- Written problem
Find the string "Dataset" in the records. Copy every line it appears in.

· · · · ·

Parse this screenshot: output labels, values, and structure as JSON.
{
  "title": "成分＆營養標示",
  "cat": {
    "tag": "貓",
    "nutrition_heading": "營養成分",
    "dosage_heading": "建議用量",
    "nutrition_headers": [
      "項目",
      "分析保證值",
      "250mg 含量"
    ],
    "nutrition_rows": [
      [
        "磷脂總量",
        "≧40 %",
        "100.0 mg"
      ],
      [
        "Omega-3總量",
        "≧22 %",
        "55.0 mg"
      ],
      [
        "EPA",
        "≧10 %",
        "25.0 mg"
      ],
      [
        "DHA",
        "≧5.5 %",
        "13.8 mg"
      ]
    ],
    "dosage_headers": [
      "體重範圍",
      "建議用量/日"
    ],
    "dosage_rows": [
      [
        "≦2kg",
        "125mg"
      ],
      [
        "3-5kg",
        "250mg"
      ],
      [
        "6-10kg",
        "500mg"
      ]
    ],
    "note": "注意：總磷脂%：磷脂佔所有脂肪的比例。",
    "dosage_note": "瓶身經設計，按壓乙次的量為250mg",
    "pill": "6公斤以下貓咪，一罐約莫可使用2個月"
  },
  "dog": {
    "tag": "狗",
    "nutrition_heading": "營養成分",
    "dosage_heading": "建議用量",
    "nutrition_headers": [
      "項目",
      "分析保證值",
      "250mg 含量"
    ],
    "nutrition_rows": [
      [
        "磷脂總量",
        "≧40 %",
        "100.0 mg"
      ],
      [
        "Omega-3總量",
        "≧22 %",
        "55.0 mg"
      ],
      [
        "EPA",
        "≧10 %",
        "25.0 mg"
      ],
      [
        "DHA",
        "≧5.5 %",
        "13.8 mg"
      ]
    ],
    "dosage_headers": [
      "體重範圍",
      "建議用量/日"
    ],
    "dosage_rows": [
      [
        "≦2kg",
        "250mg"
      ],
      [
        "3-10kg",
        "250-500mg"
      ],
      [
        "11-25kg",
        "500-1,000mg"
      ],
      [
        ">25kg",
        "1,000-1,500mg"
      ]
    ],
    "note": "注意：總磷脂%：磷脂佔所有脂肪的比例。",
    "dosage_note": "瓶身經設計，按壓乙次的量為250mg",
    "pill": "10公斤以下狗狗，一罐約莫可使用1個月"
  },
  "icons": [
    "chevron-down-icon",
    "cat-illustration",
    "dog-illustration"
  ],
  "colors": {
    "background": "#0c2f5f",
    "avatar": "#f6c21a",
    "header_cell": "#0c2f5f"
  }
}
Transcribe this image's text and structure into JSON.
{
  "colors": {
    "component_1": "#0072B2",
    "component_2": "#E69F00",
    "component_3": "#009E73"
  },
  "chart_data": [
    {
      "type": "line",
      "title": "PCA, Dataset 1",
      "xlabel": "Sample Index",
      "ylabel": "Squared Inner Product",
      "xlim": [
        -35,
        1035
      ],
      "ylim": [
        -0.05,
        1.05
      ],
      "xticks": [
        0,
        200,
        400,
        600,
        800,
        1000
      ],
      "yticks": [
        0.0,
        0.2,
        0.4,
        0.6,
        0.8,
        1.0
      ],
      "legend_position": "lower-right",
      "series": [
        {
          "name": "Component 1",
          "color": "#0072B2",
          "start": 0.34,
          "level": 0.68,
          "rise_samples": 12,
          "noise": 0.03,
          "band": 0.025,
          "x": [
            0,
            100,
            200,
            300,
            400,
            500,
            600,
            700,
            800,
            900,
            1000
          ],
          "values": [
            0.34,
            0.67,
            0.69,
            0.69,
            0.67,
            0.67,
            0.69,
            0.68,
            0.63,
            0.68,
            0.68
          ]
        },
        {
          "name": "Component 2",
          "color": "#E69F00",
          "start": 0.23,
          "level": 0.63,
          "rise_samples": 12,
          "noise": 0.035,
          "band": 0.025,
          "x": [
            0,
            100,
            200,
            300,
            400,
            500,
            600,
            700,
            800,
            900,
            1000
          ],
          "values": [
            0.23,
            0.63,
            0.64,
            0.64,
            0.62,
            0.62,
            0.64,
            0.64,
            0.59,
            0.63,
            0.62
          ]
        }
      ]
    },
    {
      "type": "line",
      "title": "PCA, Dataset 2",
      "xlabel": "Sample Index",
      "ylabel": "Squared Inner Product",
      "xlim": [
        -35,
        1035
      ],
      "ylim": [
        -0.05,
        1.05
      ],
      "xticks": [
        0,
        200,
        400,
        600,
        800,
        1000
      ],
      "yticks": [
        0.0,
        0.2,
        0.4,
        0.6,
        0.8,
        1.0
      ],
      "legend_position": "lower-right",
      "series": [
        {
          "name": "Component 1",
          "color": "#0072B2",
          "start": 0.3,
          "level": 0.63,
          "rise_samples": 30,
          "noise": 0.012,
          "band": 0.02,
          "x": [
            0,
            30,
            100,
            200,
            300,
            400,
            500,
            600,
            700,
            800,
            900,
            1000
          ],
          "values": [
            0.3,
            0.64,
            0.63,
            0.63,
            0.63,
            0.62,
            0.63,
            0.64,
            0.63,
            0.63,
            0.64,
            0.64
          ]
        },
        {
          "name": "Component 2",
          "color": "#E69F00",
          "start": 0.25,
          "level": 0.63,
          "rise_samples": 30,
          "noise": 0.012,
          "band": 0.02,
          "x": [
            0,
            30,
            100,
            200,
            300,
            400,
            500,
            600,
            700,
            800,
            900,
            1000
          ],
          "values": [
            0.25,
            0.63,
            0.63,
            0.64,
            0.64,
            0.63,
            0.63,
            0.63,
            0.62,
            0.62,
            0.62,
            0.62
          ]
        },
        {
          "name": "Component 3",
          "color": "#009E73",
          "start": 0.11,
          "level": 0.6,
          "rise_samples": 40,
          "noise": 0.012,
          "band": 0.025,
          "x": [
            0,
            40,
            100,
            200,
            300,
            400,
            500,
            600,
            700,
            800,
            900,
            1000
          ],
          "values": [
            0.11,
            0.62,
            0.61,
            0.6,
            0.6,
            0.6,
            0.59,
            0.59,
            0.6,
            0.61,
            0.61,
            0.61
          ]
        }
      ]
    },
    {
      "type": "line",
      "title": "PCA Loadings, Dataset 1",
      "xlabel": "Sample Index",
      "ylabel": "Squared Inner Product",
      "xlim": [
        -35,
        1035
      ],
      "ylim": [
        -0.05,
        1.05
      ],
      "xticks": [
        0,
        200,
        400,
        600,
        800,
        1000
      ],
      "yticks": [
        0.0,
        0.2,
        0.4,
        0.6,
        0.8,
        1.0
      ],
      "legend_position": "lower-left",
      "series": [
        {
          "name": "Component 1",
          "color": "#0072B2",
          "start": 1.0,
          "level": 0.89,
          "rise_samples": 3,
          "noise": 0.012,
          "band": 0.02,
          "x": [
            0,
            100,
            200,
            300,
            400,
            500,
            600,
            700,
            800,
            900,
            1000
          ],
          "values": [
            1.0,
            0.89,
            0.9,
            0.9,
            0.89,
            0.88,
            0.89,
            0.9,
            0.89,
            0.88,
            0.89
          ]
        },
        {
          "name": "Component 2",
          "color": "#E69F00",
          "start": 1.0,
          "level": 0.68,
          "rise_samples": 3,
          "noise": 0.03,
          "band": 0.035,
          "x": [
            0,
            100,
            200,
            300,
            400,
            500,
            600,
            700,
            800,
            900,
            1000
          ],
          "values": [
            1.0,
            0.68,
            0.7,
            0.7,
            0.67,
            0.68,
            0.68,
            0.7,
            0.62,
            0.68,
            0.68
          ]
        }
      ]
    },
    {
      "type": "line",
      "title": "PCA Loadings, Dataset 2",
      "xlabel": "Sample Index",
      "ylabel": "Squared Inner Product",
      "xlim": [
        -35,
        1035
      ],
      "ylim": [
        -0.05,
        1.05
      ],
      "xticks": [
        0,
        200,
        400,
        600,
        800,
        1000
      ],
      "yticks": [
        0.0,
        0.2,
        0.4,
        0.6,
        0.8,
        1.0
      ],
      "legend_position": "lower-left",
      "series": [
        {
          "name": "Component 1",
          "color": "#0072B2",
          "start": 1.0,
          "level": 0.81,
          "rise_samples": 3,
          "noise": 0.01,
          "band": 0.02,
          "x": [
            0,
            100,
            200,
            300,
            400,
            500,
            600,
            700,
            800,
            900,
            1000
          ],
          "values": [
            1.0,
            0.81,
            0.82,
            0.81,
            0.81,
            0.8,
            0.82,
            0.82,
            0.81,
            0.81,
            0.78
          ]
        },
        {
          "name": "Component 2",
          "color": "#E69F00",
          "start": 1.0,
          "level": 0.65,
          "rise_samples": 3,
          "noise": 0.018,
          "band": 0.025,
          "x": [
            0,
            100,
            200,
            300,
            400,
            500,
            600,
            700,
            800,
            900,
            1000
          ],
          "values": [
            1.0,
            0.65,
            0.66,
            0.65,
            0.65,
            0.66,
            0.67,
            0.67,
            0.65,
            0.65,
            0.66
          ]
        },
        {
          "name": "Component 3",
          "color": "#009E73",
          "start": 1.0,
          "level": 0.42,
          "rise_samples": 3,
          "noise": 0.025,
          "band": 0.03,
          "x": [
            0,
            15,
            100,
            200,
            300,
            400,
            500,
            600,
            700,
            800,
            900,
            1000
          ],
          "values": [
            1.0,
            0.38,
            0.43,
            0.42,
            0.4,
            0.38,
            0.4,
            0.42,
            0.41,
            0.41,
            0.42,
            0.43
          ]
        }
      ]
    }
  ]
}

· · · · ·

- Result of the task
      "title": "PCA, Dataset 1",
      "title": "PCA, Dataset 2",
      "title": "PCA Loadings, Dataset 1",
      "title": "PCA Loadings, Dataset 2",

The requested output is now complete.